Saved data entries
━━━━━━━━━━━━━━━━━━━━

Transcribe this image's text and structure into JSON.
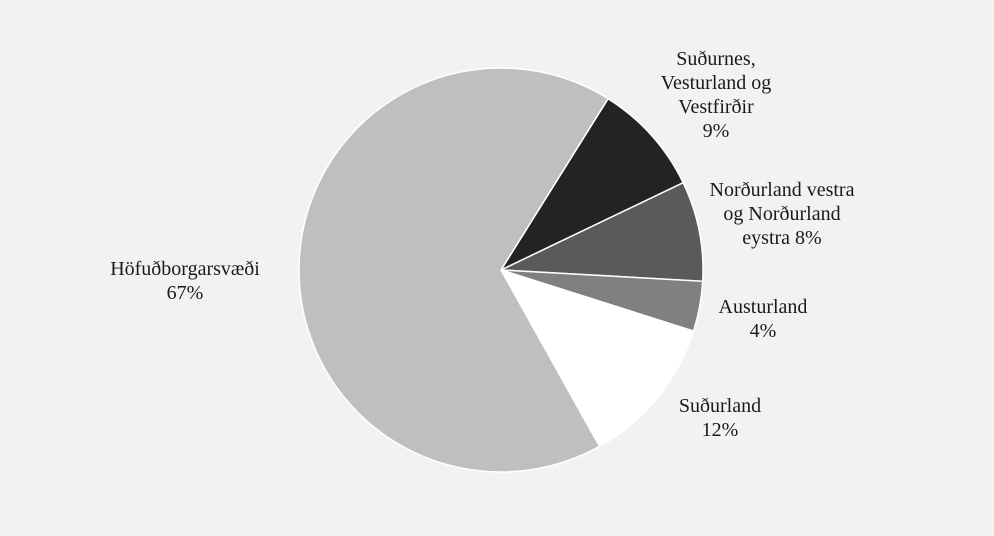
{
  "chart_data": {
    "type": "pie",
    "slices": [
      {
        "label_lines": [
          "Suðurnes,",
          "Vesturland og",
          "Vestfirðir",
          "9%"
        ],
        "name": "Suðurnes, Vesturland og Vestfirðir",
        "value": 9,
        "color": "#222322"
      },
      {
        "label_lines": [
          "Norðurland vestra",
          "og Norðurland",
          "eystra 8%"
        ],
        "name": "Norðurland vestra og Norðurland eystra",
        "value": 8,
        "color": "#5a5a59"
      },
      {
        "label_lines": [
          "Austurland",
          "4%"
        ],
        "name": "Austurland",
        "value": 4,
        "color": "#808080"
      },
      {
        "label_lines": [
          "Suðurland",
          "12%"
        ],
        "name": "Suðurland",
        "value": 12,
        "color": "#ffffff"
      },
      {
        "label_lines": [
          "Höfuðborgarsvæði",
          "67%"
        ],
        "name": "Höfuðborgarsvæði",
        "value": 67,
        "color": "#bfbfbf"
      }
    ]
  }
}
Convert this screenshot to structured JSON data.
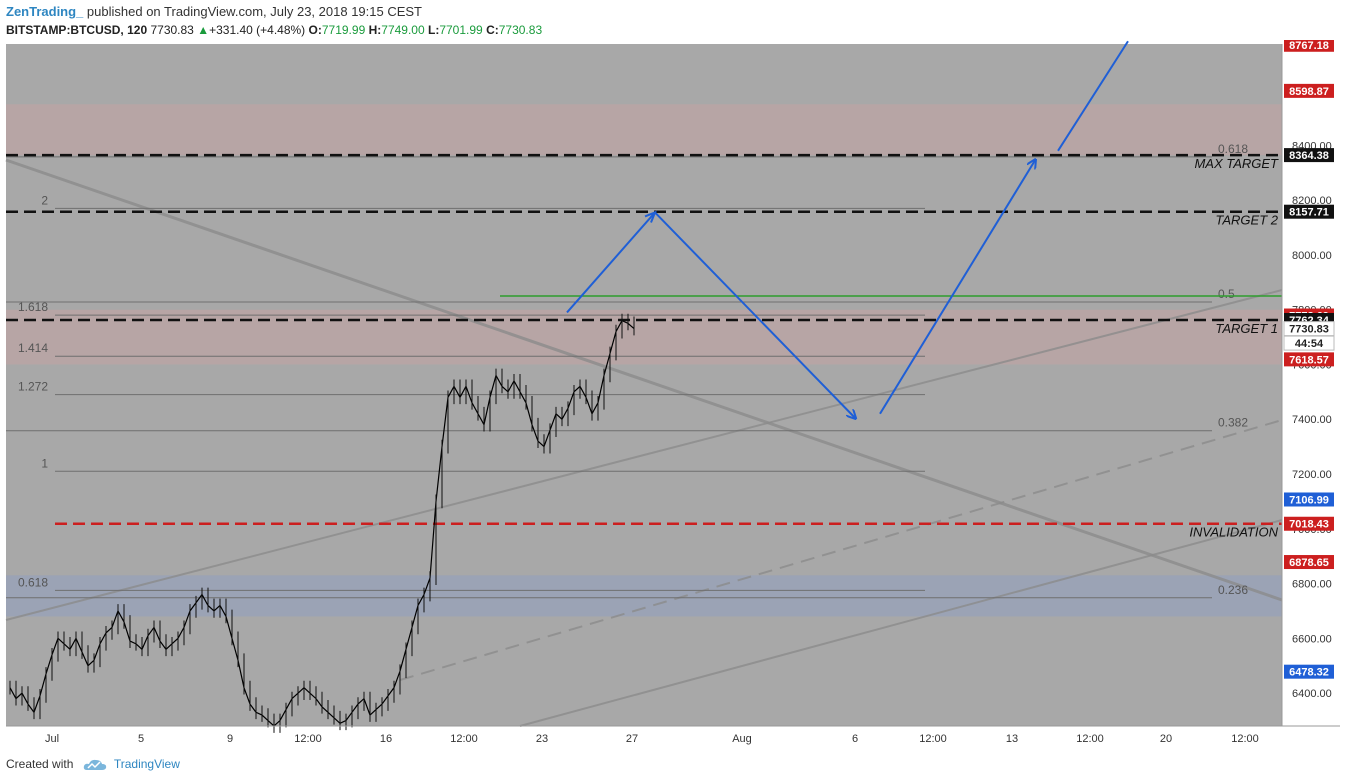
{
  "header": {
    "author": "ZenTrading_",
    "published_text": "published on TradingView.com, July 23, 2018 19:15 CEST",
    "symbol": "BITSTAMP:BTCUSD, 120",
    "last": "7730.83",
    "change": "+331.40 (+4.48%)",
    "open_label": "O:",
    "open": "7719.99",
    "high_label": "H:",
    "high": "7749.00",
    "low_label": "L:",
    "low": "7701.99",
    "close_label": "C:",
    "close": "7730.83"
  },
  "footer": {
    "created_with": "Created with",
    "brand": "TradingView"
  },
  "chart_data": {
    "type": "candlestick",
    "symbol": "BITSTAMP:BTCUSD",
    "interval": "120",
    "ylim": [
      6280,
      8770
    ],
    "y_ticks": [
      "6400.00",
      "6600.00",
      "6800.00",
      "7000.00",
      "7200.00",
      "7400.00",
      "7600.00",
      "7800.00",
      "8000.00",
      "8200.00",
      "8400.00",
      "8600.00"
    ],
    "x_ticks": [
      "Jul",
      "5",
      "9",
      "12:00",
      "16",
      "12:00",
      "23",
      "27",
      "Aug",
      "6",
      "12:00",
      "13",
      "12:00",
      "20",
      "12:00"
    ],
    "colors": {
      "background_overlay": "#9a9a9a",
      "price_up": "#000000",
      "arrow": "#1f5fd6",
      "green_line": "#2e9e2e",
      "red_dashed": "#cc1f1f",
      "black_dashed": "#111111"
    },
    "horizontal_levels": [
      {
        "label": "MAX TARGET",
        "value": 8364.38,
        "style": "black-dashed"
      },
      {
        "label": "TARGET 2",
        "value": 8157.71,
        "style": "black-dashed"
      },
      {
        "label": "TARGET 1",
        "value": 7762.34,
        "style": "black-dashed"
      },
      {
        "label": "INVALIDATION",
        "value": 7018.43,
        "style": "red-dashed"
      }
    ],
    "fib_left": [
      {
        "label": "2",
        "value": 8170
      },
      {
        "label": "1.618",
        "value": 7780
      },
      {
        "label": "1.414",
        "value": 7630
      },
      {
        "label": "1.272",
        "value": 7490
      },
      {
        "label": "1",
        "value": 7210
      },
      {
        "label": "0.618",
        "value": 6775
      }
    ],
    "fib_right": [
      {
        "label": "0.618",
        "value": 8380
      },
      {
        "label": "0.5",
        "value": 7850
      },
      {
        "label": "0.382",
        "value": 7380
      },
      {
        "label": "0.236",
        "value": 6770
      }
    ],
    "price_badges": [
      {
        "text": "8767.18",
        "value": 8767.18,
        "color": "#cc1f1f"
      },
      {
        "text": "8598.87",
        "value": 8598.87,
        "color": "#cc1f1f"
      },
      {
        "text": "8364.38",
        "value": 8364.38,
        "color": "#111111"
      },
      {
        "text": "8157.71",
        "value": 8157.71,
        "color": "#111111"
      },
      {
        "text": "7778.69",
        "value": 7778.69,
        "color": "#cc1f1f"
      },
      {
        "text": "7762.34",
        "value": 7762.34,
        "color": "#111111"
      },
      {
        "text": "7730.83",
        "value": 7730.83,
        "color": "#ffffff"
      },
      {
        "text": "44:54",
        "value": 7678,
        "color": "#ffffff"
      },
      {
        "text": "7618.57",
        "value": 7618.57,
        "color": "#cc1f1f"
      },
      {
        "text": "7106.99",
        "value": 7106.99,
        "color": "#1f5fd6"
      },
      {
        "text": "7018.43",
        "value": 7018.43,
        "color": "#cc1f1f"
      },
      {
        "text": "6878.65",
        "value": 6878.65,
        "color": "#cc1f1f"
      },
      {
        "text": "6478.32",
        "value": 6478.32,
        "color": "#1f5fd6"
      }
    ],
    "projected_path_1": [
      [
        7790,
        567
      ],
      [
        8155,
        655
      ],
      [
        7405,
        855
      ]
    ],
    "projected_path_2": [
      [
        7420,
        880
      ],
      [
        8345,
        1035
      ]
    ],
    "projected_path_3": [
      [
        8380,
        1058
      ],
      [
        8780,
        1128
      ]
    ],
    "price_series": {
      "x_start": 10,
      "x_step": 6,
      "close": [
        6420,
        6380,
        6400,
        6360,
        6330,
        6390,
        6470,
        6540,
        6600,
        6580,
        6560,
        6600,
        6550,
        6500,
        6520,
        6580,
        6620,
        6640,
        6700,
        6660,
        6590,
        6580,
        6560,
        6610,
        6640,
        6590,
        6560,
        6580,
        6600,
        6640,
        6700,
        6730,
        6760,
        6720,
        6700,
        6720,
        6680,
        6600,
        6520,
        6420,
        6360,
        6330,
        6320,
        6300,
        6280,
        6300,
        6340,
        6380,
        6400,
        6420,
        6400,
        6380,
        6350,
        6330,
        6310,
        6290,
        6300,
        6330,
        6360,
        6380,
        6320,
        6340,
        6360,
        6390,
        6420,
        6480,
        6560,
        6640,
        6720,
        6760,
        6820,
        7100,
        7300,
        7480,
        7520,
        7480,
        7520,
        7460,
        7420,
        7380,
        7480,
        7560,
        7520,
        7500,
        7540,
        7500,
        7460,
        7380,
        7320,
        7300,
        7360,
        7420,
        7400,
        7440,
        7500,
        7520,
        7480,
        7420,
        7460,
        7560,
        7640,
        7720,
        7760,
        7750,
        7731
      ]
    }
  }
}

━━━━━━━━━━━━━━━━━━━━

◆ What you will do: Set down all the data again exactly as above, pictures excluded.

◆ Response to this exercise:
Transcribe this image's text and structure into JSON.
{
  "chart_data": {
    "type": "pie",
    "slices": [
      {
        "label_lines": [
          "Suðurnes,",
          "Vesturland og",
          "Vestfirðir",
          "9%"
        ],
        "name": "Suðurnes, Vesturland og Vestfirðir",
        "value": 9,
        "color": "#222322"
      },
      {
        "label_lines": [
          "Norðurland vestra",
          "og Norðurland",
          "eystra 8%"
        ],
        "name": "Norðurland vestra og Norðurland eystra",
        "value": 8,
        "color": "#5a5a59"
      },
      {
        "label_lines": [
          "Austurland",
          "4%"
        ],
        "name": "Austurland",
        "value": 4,
        "color": "#808080"
      },
      {
        "label_lines": [
          "Suðurland",
          "12%"
        ],
        "name": "Suðurland",
        "value": 12,
        "color": "#ffffff"
      },
      {
        "label_lines": [
          "Höfuðborgarsvæði",
          "67%"
        ],
        "name": "Höfuðborgarsvæði",
        "value": 67,
        "color": "#bfbfbf"
      }
    ]
  }
}
Convert this screenshot to structured JSON data.
{
  "header": {
    "author": "ZenTrading_",
    "published_text": "published on TradingView.com, July 23, 2018 19:15 CEST",
    "symbol": "BITSTAMP:BTCUSD, 120",
    "last": "7730.83",
    "change": "+331.40 (+4.48%)",
    "open_label": "O:",
    "open": "7719.99",
    "high_label": "H:",
    "high": "7749.00",
    "low_label": "L:",
    "low": "7701.99",
    "close_label": "C:",
    "close": "7730.83"
  },
  "footer": {
    "created_with": "Created with",
    "brand": "TradingView"
  },
  "chart_data": {
    "type": "candlestick",
    "symbol": "BITSTAMP:BTCUSD",
    "interval": "120",
    "ylim": [
      6280,
      8770
    ],
    "y_ticks": [
      "6400.00",
      "6600.00",
      "6800.00",
      "7000.00",
      "7200.00",
      "7400.00",
      "7600.00",
      "7800.00",
      "8000.00",
      "8200.00",
      "8400.00",
      "8600.00"
    ],
    "x_ticks": [
      "Jul",
      "5",
      "9",
      "12:00",
      "16",
      "12:00",
      "23",
      "27",
      "Aug",
      "6",
      "12:00",
      "13",
      "12:00",
      "20",
      "12:00"
    ],
    "colors": {
      "background_overlay": "#9a9a9a",
      "price_up": "#000000",
      "arrow": "#1f5fd6",
      "green_line": "#2e9e2e",
      "red_dashed": "#cc1f1f",
      "black_dashed": "#111111"
    },
    "horizontal_levels": [
      {
        "label": "MAX TARGET",
        "value": 8364.38,
        "style": "black-dashed"
      },
      {
        "label": "TARGET 2",
        "value": 8157.71,
        "style": "black-dashed"
      },
      {
        "label": "TARGET 1",
        "value": 7762.34,
        "style": "black-dashed"
      },
      {
        "label": "INVALIDATION",
        "value": 7018.43,
        "style": "red-dashed"
      }
    ],
    "fib_left": [
      {
        "label": "2",
        "value": 8170
      },
      {
        "label": "1.618",
        "value": 7780
      },
      {
        "label": "1.414",
        "value": 7630
      },
      {
        "label": "1.272",
        "value": 7490
      },
      {
        "label": "1",
        "value": 7210
      },
      {
        "label": "0.618",
        "value": 6775
      }
    ],
    "fib_right": [
      {
        "label": "0.618",
        "value": 8380
      },
      {
        "label": "0.5",
        "value": 7850
      },
      {
        "label": "0.382",
        "value": 7380
      },
      {
        "label": "0.236",
        "value": 6770
      }
    ],
    "price_badges": [
      {
        "text": "8767.18",
        "value": 8767.18,
        "color": "#cc1f1f"
      },
      {
        "text": "8598.87",
        "value": 8598.87,
        "color": "#cc1f1f"
      },
      {
        "text": "8364.38",
        "value": 8364.38,
        "color": "#111111"
      },
      {
        "text": "8157.71",
        "value": 8157.71,
        "color": "#111111"
      },
      {
        "text": "7778.69",
        "value": 7778.69,
        "color": "#cc1f1f"
      },
      {
        "text": "7762.34",
        "value": 7762.34,
        "color": "#111111"
      },
      {
        "text": "7730.83",
        "value": 7730.83,
        "color": "#ffffff"
      },
      {
        "text": "44:54",
        "value": 7678,
        "color": "#ffffff"
      },
      {
        "text": "7618.57",
        "value": 7618.57,
        "color": "#cc1f1f"
      },
      {
        "text": "7106.99",
        "value": 7106.99,
        "color": "#1f5fd6"
      },
      {
        "text": "7018.43",
        "value": 7018.43,
        "color": "#cc1f1f"
      },
      {
        "text": "6878.65",
        "value": 6878.65,
        "color": "#cc1f1f"
      },
      {
        "text": "6478.32",
        "value": 6478.32,
        "color": "#1f5fd6"
      }
    ],
    "projected_path_1": [
      [
        7790,
        567
      ],
      [
        8155,
        655
      ],
      [
        7405,
        855
      ]
    ],
    "projected_path_2": [
      [
        7420,
        880
      ],
      [
        8345,
        1035
      ]
    ],
    "projected_path_3": [
      [
        8380,
        1058
      ],
      [
        8780,
        1128
      ]
    ],
    "price_series": {
      "x_start": 10,
      "x_step": 6,
      "close": [
        6420,
        6380,
        6400,
        6360,
        6330,
        6390,
        6470,
        6540,
        6600,
        6580,
        6560,
        6600,
        6550,
        6500,
        6520,
        6580,
        6620,
        6640,
        6700,
        6660,
        6590,
        6580,
        6560,
        6610,
        6640,
        6590,
        6560,
        6580,
        6600,
        6640,
        6700,
        6730,
        6760,
        6720,
        6700,
        6720,
        6680,
        6600,
        6520,
        6420,
        6360,
        6330,
        6320,
        6300,
        6280,
        6300,
        6340,
        6380,
        6400,
        6420,
        6400,
        6380,
        6350,
        6330,
        6310,
        6290,
        6300,
        6330,
        6360,
        6380,
        6320,
        6340,
        6360,
        6390,
        6420,
        6480,
        6560,
        6640,
        6720,
        6760,
        6820,
        7100,
        7300,
        7480,
        7520,
        7480,
        7520,
        7460,
        7420,
        7380,
        7480,
        7560,
        7520,
        7500,
        7540,
        7500,
        7460,
        7380,
        7320,
        7300,
        7360,
        7420,
        7400,
        7440,
        7500,
        7520,
        7480,
        7420,
        7460,
        7560,
        7640,
        7720,
        7760,
        7750,
        7731
      ]
    }
  }
}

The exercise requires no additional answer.